## WHAT YOU HAVE TO DO
Transcribe everything in the data word for word. Pictures are left out.

start GIVEN INFORMATION

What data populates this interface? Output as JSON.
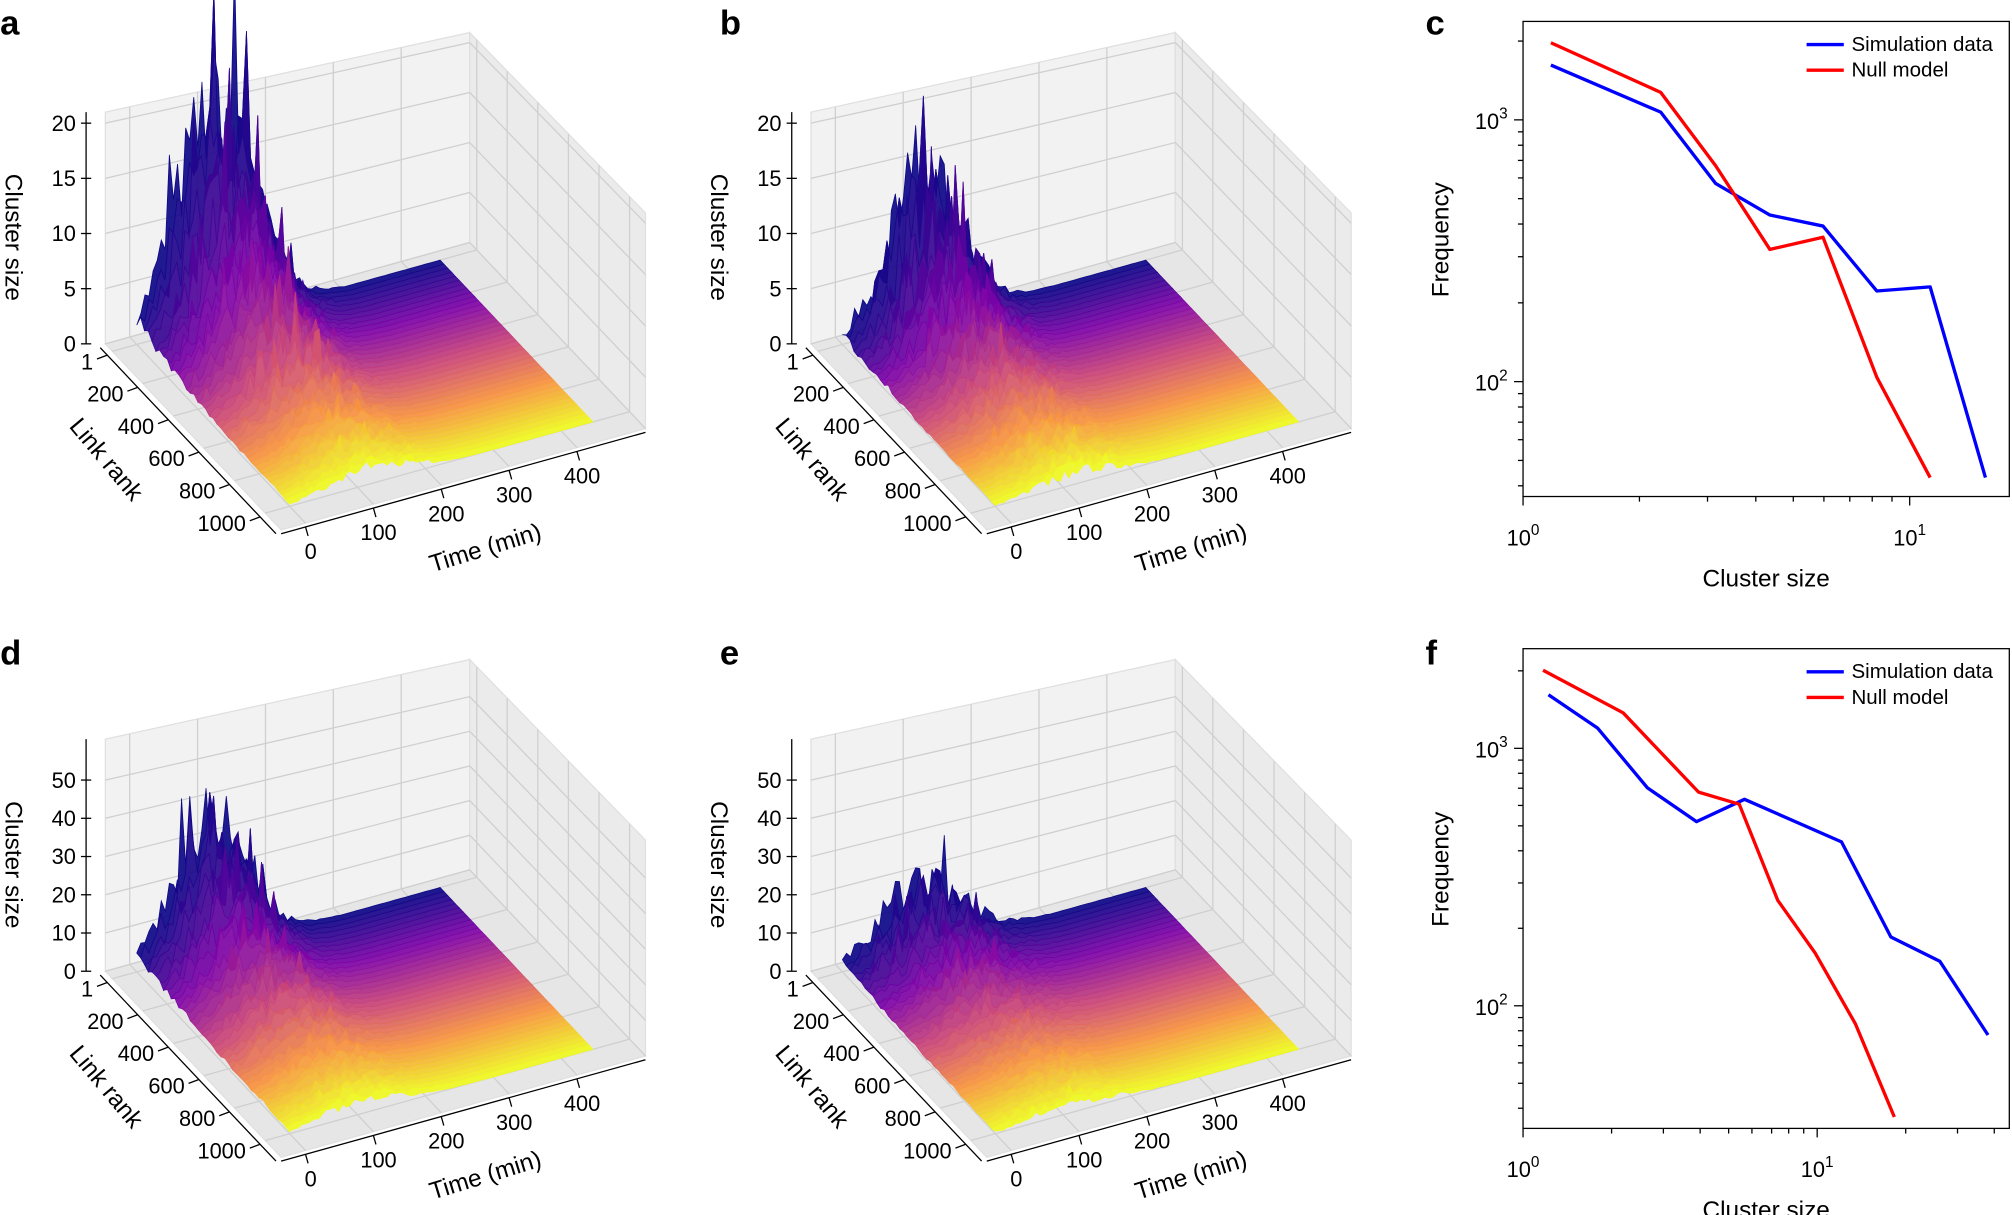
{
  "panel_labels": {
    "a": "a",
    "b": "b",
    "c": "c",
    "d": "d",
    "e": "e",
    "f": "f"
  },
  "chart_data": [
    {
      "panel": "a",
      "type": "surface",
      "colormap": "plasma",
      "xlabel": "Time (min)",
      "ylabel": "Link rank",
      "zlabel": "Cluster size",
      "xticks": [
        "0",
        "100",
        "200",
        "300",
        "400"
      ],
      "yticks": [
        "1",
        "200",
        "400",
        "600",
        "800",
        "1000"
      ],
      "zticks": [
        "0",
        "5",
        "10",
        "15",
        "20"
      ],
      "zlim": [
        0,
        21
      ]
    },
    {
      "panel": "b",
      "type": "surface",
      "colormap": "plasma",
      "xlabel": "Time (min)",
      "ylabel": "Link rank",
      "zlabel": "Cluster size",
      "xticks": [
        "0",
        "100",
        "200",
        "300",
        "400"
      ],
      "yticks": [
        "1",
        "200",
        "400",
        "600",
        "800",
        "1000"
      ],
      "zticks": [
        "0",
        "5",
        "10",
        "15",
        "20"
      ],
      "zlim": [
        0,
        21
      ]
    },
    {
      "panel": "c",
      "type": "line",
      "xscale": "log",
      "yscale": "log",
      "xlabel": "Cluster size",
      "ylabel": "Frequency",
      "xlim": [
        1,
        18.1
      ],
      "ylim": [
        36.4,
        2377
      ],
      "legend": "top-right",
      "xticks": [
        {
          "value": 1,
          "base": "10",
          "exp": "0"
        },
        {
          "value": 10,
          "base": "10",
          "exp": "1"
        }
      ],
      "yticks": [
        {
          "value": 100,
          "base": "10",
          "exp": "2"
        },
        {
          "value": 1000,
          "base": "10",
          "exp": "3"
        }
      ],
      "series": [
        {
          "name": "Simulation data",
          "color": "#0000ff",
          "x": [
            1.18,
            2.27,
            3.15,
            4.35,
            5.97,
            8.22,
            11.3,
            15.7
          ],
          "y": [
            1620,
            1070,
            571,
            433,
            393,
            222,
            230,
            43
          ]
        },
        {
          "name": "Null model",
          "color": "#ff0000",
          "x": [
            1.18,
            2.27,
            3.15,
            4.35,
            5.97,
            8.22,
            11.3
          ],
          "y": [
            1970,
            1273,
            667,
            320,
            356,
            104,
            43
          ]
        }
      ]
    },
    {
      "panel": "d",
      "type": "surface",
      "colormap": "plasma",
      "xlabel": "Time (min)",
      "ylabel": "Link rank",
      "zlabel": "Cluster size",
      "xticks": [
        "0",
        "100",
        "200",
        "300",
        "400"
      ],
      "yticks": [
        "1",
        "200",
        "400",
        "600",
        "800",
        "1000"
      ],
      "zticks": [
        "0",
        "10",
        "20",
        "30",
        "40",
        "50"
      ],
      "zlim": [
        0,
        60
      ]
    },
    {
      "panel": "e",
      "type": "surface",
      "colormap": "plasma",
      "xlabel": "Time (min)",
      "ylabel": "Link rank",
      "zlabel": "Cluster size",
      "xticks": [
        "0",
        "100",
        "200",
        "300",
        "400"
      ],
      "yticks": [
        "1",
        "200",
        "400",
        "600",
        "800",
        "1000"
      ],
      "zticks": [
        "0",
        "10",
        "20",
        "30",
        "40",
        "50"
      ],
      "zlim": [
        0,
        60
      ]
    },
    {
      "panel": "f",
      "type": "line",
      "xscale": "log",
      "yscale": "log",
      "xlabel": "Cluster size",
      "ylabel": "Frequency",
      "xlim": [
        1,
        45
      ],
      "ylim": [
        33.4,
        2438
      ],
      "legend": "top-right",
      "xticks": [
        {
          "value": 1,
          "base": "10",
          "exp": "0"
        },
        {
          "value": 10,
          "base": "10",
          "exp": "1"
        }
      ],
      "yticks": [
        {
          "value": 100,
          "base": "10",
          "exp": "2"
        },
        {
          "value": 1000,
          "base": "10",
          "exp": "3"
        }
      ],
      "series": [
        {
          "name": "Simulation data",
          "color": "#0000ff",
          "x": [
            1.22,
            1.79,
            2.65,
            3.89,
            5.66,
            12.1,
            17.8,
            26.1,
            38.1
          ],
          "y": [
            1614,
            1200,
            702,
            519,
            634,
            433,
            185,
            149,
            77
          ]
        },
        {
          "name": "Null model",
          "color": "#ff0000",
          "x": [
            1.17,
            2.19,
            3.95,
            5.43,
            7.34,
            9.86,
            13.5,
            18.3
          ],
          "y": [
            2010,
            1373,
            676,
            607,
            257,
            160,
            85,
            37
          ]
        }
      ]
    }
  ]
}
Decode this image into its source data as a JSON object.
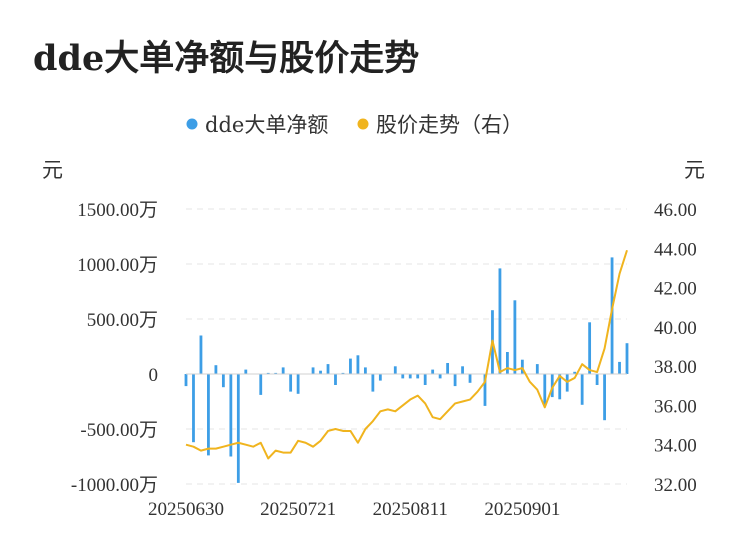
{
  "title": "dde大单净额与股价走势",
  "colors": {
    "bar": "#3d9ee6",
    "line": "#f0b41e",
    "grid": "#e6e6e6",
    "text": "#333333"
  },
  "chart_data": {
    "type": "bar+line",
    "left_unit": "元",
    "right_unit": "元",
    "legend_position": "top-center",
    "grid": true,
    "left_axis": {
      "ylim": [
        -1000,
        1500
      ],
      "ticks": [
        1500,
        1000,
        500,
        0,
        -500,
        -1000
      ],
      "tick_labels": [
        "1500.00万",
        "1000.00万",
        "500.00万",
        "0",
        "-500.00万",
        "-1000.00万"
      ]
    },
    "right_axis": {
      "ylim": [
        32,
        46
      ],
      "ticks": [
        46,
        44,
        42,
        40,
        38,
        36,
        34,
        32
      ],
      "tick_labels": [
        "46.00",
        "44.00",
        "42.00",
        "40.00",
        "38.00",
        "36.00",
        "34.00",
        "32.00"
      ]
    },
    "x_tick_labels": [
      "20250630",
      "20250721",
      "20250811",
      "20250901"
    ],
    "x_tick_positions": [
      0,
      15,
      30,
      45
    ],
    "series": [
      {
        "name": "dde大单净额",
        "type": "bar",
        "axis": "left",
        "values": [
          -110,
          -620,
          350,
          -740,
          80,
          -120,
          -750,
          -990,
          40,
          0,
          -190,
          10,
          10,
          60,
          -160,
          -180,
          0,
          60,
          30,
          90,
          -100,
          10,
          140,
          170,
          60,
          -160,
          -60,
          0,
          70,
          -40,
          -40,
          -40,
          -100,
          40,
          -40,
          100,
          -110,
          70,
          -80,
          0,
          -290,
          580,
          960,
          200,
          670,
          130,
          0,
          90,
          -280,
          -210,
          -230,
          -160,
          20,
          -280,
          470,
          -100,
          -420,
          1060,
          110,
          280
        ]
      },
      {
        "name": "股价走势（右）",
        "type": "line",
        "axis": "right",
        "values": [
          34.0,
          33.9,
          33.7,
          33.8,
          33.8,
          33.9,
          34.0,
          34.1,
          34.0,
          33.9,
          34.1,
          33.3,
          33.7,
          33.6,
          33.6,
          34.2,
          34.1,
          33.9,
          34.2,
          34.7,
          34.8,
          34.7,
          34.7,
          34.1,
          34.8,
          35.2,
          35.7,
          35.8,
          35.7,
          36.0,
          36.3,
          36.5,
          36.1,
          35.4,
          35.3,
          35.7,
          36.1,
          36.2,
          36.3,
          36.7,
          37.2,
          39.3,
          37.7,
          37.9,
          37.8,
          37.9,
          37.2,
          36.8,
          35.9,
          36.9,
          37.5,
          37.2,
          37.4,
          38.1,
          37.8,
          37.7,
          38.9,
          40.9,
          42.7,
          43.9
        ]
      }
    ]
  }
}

end GIVEN INFORMATION

## OUTPUT BELOW
What data populates this interface? Output as JSON.
{
  "panel_labels": {
    "a": "a",
    "b": "b",
    "c": "c",
    "d": "d",
    "e": "e",
    "f": "f"
  },
  "chart_data": [
    {
      "panel": "a",
      "type": "surface",
      "colormap": "plasma",
      "xlabel": "Time (min)",
      "ylabel": "Link rank",
      "zlabel": "Cluster size",
      "xticks": [
        "0",
        "100",
        "200",
        "300",
        "400"
      ],
      "yticks": [
        "1",
        "200",
        "400",
        "600",
        "800",
        "1000"
      ],
      "zticks": [
        "0",
        "5",
        "10",
        "15",
        "20"
      ],
      "zlim": [
        0,
        21
      ]
    },
    {
      "panel": "b",
      "type": "surface",
      "colormap": "plasma",
      "xlabel": "Time (min)",
      "ylabel": "Link rank",
      "zlabel": "Cluster size",
      "xticks": [
        "0",
        "100",
        "200",
        "300",
        "400"
      ],
      "yticks": [
        "1",
        "200",
        "400",
        "600",
        "800",
        "1000"
      ],
      "zticks": [
        "0",
        "5",
        "10",
        "15",
        "20"
      ],
      "zlim": [
        0,
        21
      ]
    },
    {
      "panel": "c",
      "type": "line",
      "xscale": "log",
      "yscale": "log",
      "xlabel": "Cluster size",
      "ylabel": "Frequency",
      "xlim": [
        1,
        18.1
      ],
      "ylim": [
        36.4,
        2377
      ],
      "legend": "top-right",
      "xticks": [
        {
          "value": 1,
          "base": "10",
          "exp": "0"
        },
        {
          "value": 10,
          "base": "10",
          "exp": "1"
        }
      ],
      "yticks": [
        {
          "value": 100,
          "base": "10",
          "exp": "2"
        },
        {
          "value": 1000,
          "base": "10",
          "exp": "3"
        }
      ],
      "series": [
        {
          "name": "Simulation data",
          "color": "#0000ff",
          "x": [
            1.18,
            2.27,
            3.15,
            4.35,
            5.97,
            8.22,
            11.3,
            15.7
          ],
          "y": [
            1620,
            1070,
            571,
            433,
            393,
            222,
            230,
            43
          ]
        },
        {
          "name": "Null model",
          "color": "#ff0000",
          "x": [
            1.18,
            2.27,
            3.15,
            4.35,
            5.97,
            8.22,
            11.3
          ],
          "y": [
            1970,
            1273,
            667,
            320,
            356,
            104,
            43
          ]
        }
      ]
    },
    {
      "panel": "d",
      "type": "surface",
      "colormap": "plasma",
      "xlabel": "Time (min)",
      "ylabel": "Link rank",
      "zlabel": "Cluster size",
      "xticks": [
        "0",
        "100",
        "200",
        "300",
        "400"
      ],
      "yticks": [
        "1",
        "200",
        "400",
        "600",
        "800",
        "1000"
      ],
      "zticks": [
        "0",
        "10",
        "20",
        "30",
        "40",
        "50"
      ],
      "zlim": [
        0,
        60
      ]
    },
    {
      "panel": "e",
      "type": "surface",
      "colormap": "plasma",
      "xlabel": "Time (min)",
      "ylabel": "Link rank",
      "zlabel": "Cluster size",
      "xticks": [
        "0",
        "100",
        "200",
        "300",
        "400"
      ],
      "yticks": [
        "1",
        "200",
        "400",
        "600",
        "800",
        "1000"
      ],
      "zticks": [
        "0",
        "10",
        "20",
        "30",
        "40",
        "50"
      ],
      "zlim": [
        0,
        60
      ]
    },
    {
      "panel": "f",
      "type": "line",
      "xscale": "log",
      "yscale": "log",
      "xlabel": "Cluster size",
      "ylabel": "Frequency",
      "xlim": [
        1,
        45
      ],
      "ylim": [
        33.4,
        2438
      ],
      "legend": "top-right",
      "xticks": [
        {
          "value": 1,
          "base": "10",
          "exp": "0"
        },
        {
          "value": 10,
          "base": "10",
          "exp": "1"
        }
      ],
      "yticks": [
        {
          "value": 100,
          "base": "10",
          "exp": "2"
        },
        {
          "value": 1000,
          "base": "10",
          "exp": "3"
        }
      ],
      "series": [
        {
          "name": "Simulation data",
          "color": "#0000ff",
          "x": [
            1.22,
            1.79,
            2.65,
            3.89,
            5.66,
            12.1,
            17.8,
            26.1,
            38.1
          ],
          "y": [
            1614,
            1200,
            702,
            519,
            634,
            433,
            185,
            149,
            77
          ]
        },
        {
          "name": "Null model",
          "color": "#ff0000",
          "x": [
            1.17,
            2.19,
            3.95,
            5.43,
            7.34,
            9.86,
            13.5,
            18.3
          ],
          "y": [
            2010,
            1373,
            676,
            607,
            257,
            160,
            85,
            37
          ]
        }
      ]
    }
  ]
}
Decode this image into its source data as a JSON object.
{
  "title": "dde大单净额与股价走势",
  "colors": {
    "bar": "#3d9ee6",
    "line": "#f0b41e",
    "grid": "#e6e6e6",
    "text": "#333333"
  },
  "chart_data": {
    "type": "bar+line",
    "left_unit": "元",
    "right_unit": "元",
    "legend_position": "top-center",
    "grid": true,
    "left_axis": {
      "ylim": [
        -1000,
        1500
      ],
      "ticks": [
        1500,
        1000,
        500,
        0,
        -500,
        -1000
      ],
      "tick_labels": [
        "1500.00万",
        "1000.00万",
        "500.00万",
        "0",
        "-500.00万",
        "-1000.00万"
      ]
    },
    "right_axis": {
      "ylim": [
        32,
        46
      ],
      "ticks": [
        46,
        44,
        42,
        40,
        38,
        36,
        34,
        32
      ],
      "tick_labels": [
        "46.00",
        "44.00",
        "42.00",
        "40.00",
        "38.00",
        "36.00",
        "34.00",
        "32.00"
      ]
    },
    "x_tick_labels": [
      "20250630",
      "20250721",
      "20250811",
      "20250901"
    ],
    "x_tick_positions": [
      0,
      15,
      30,
      45
    ],
    "series": [
      {
        "name": "dde大单净额",
        "type": "bar",
        "axis": "left",
        "values": [
          -110,
          -620,
          350,
          -740,
          80,
          -120,
          -750,
          -990,
          40,
          0,
          -190,
          10,
          10,
          60,
          -160,
          -180,
          0,
          60,
          30,
          90,
          -100,
          10,
          140,
          170,
          60,
          -160,
          -60,
          0,
          70,
          -40,
          -40,
          -40,
          -100,
          40,
          -40,
          100,
          -110,
          70,
          -80,
          0,
          -290,
          580,
          960,
          200,
          670,
          130,
          0,
          90,
          -280,
          -210,
          -230,
          -160,
          20,
          -280,
          470,
          -100,
          -420,
          1060,
          110,
          280
        ]
      },
      {
        "name": "股价走势（右）",
        "type": "line",
        "axis": "right",
        "values": [
          34.0,
          33.9,
          33.7,
          33.8,
          33.8,
          33.9,
          34.0,
          34.1,
          34.0,
          33.9,
          34.1,
          33.3,
          33.7,
          33.6,
          33.6,
          34.2,
          34.1,
          33.9,
          34.2,
          34.7,
          34.8,
          34.7,
          34.7,
          34.1,
          34.8,
          35.2,
          35.7,
          35.8,
          35.7,
          36.0,
          36.3,
          36.5,
          36.1,
          35.4,
          35.3,
          35.7,
          36.1,
          36.2,
          36.3,
          36.7,
          37.2,
          39.3,
          37.7,
          37.9,
          37.8,
          37.9,
          37.2,
          36.8,
          35.9,
          36.9,
          37.5,
          37.2,
          37.4,
          38.1,
          37.8,
          37.7,
          38.9,
          40.9,
          42.7,
          43.9
        ]
      }
    ]
  }
}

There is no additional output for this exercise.